[start]
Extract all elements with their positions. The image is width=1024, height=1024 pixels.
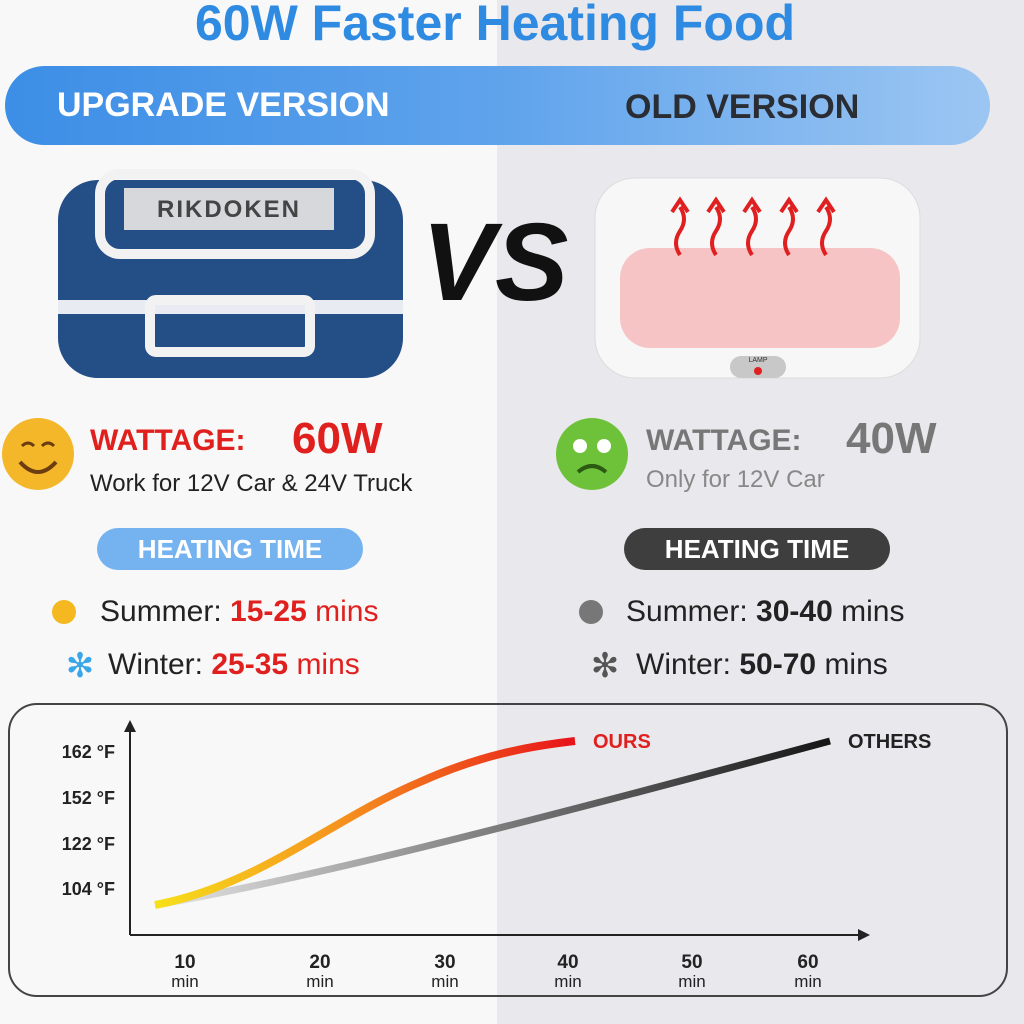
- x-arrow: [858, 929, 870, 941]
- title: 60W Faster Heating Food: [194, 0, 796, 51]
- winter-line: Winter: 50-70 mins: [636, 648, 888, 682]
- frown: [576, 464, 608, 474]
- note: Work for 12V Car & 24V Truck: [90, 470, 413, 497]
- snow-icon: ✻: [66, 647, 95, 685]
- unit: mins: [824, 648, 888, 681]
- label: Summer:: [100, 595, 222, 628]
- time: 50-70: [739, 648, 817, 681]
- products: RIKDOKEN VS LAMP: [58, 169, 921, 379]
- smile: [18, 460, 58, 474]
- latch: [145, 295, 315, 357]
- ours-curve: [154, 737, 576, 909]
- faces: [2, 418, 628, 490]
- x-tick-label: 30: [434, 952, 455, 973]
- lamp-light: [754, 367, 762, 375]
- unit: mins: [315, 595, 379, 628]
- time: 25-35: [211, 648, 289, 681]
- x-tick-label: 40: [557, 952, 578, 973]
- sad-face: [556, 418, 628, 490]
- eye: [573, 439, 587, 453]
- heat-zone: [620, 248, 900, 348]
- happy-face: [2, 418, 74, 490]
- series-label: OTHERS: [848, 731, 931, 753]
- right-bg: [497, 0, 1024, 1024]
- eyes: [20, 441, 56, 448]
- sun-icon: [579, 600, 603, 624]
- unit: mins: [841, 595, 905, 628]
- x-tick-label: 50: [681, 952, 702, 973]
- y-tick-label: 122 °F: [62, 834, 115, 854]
[end]
### Exercise
Please reproduce the data above exactly, line for line, but leave out any pictures.

### Solution for this exercise
Extract all elements with their positions. The image is width=1024, height=1024 pixels.
- x-arrow: [858, 929, 870, 941]
- title: 60W Faster Heating Food: [194, 0, 796, 51]
- winter-line: Winter: 50-70 mins: [636, 648, 888, 682]
- frown: [576, 464, 608, 474]
- note: Work for 12V Car & 24V Truck: [90, 470, 413, 497]
- snow-icon: ✻: [66, 647, 95, 685]
- unit: mins: [824, 648, 888, 681]
- label: Summer:: [100, 595, 222, 628]
- time: 50-70: [739, 648, 817, 681]
- products: RIKDOKEN VS LAMP: [58, 169, 921, 379]
- smile: [18, 460, 58, 474]
- latch: [145, 295, 315, 357]
- ours-curve: [154, 737, 576, 909]
- faces: [2, 418, 628, 490]
- x-tick-label: 30: [434, 952, 455, 973]
- lamp-light: [754, 367, 762, 375]
- unit: mins: [315, 595, 379, 628]
- time: 25-35: [211, 648, 289, 681]
- x-tick-label: 40: [557, 952, 578, 973]
- sad-face: [556, 418, 628, 490]
- eye: [573, 439, 587, 453]
- heat-zone: [620, 248, 900, 348]
- happy-face: [2, 418, 74, 490]
- series-label: OTHERS: [848, 731, 931, 753]
- right-bg: [497, 0, 1024, 1024]
- eyes: [20, 441, 56, 448]
- sun-icon: [579, 600, 603, 624]
- unit: mins: [841, 595, 905, 628]
- x-tick-label: 50: [681, 952, 702, 973]
- y-tick-label: 122 °F: [62, 834, 115, 854]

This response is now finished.